* [What you will do]
Copy out all of the data exactly as it appears.

* [The data]

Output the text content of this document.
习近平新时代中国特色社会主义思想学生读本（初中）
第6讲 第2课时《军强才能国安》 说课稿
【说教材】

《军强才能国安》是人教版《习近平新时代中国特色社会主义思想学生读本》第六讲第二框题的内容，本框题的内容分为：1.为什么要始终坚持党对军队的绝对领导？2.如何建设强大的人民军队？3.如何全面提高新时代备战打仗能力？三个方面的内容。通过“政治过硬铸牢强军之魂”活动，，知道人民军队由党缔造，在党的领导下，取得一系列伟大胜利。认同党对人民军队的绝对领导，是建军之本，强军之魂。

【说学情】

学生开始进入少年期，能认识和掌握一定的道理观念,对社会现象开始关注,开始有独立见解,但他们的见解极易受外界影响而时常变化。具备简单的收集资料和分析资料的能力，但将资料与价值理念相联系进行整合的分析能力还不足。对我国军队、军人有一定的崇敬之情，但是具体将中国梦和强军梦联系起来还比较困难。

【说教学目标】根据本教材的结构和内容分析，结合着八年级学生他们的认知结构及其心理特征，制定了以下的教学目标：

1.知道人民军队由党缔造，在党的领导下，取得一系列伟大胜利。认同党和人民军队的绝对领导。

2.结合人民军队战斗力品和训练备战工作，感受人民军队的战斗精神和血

* [Answer to the problem]
Output the text content of this document.
习近平新时代中国特色社会主义思想学生读本（初中）
第6讲 第2课时《军强才能国安》 说课稿
【说教材】

《军强才能国安》是人教版《习近平新时代中国特色社会主义思想学生读本》第六讲第二框题的内容，本框题的内容分为：1.为什么要始终坚持党对军队的绝对领导？2.如何建设强大的人民军队？3.如何全面提高新时代备战打仗能力？三个方面的内容。通过“政治过硬铸牢强军之魂”活动，，知道人民军队由党缔造，在党的领导下，取得一系列伟大胜利。认同党对人民军队的绝对领导，是建军之本，强军之魂。

【说学情】

学生开始进入少年期，能认识和掌握一定的道理观念,对社会现象开始关注,开始有独立见解,但他们的见解极易受外界影响而时常变化。具备简单的收集资料和分析资料的能力，但将资料与价值理念相联系进行整合的分析能力还不足。对我国军队、军人有一定的崇敬之情，但是具体将中国梦和强军梦联系起来还比较困难。

【说教学目标】根据本教材的结构和内容分析，结合着八年级学生他们的认知结构及其心理特征，制定了以下的教学目标：

1.知道人民军队由党缔造，在党的领导下，取得一系列伟大胜利。认同党和人民军队的绝对领导。

2.结合人民军队战斗力品和训练备战工作，感受人民军队的战斗精神和血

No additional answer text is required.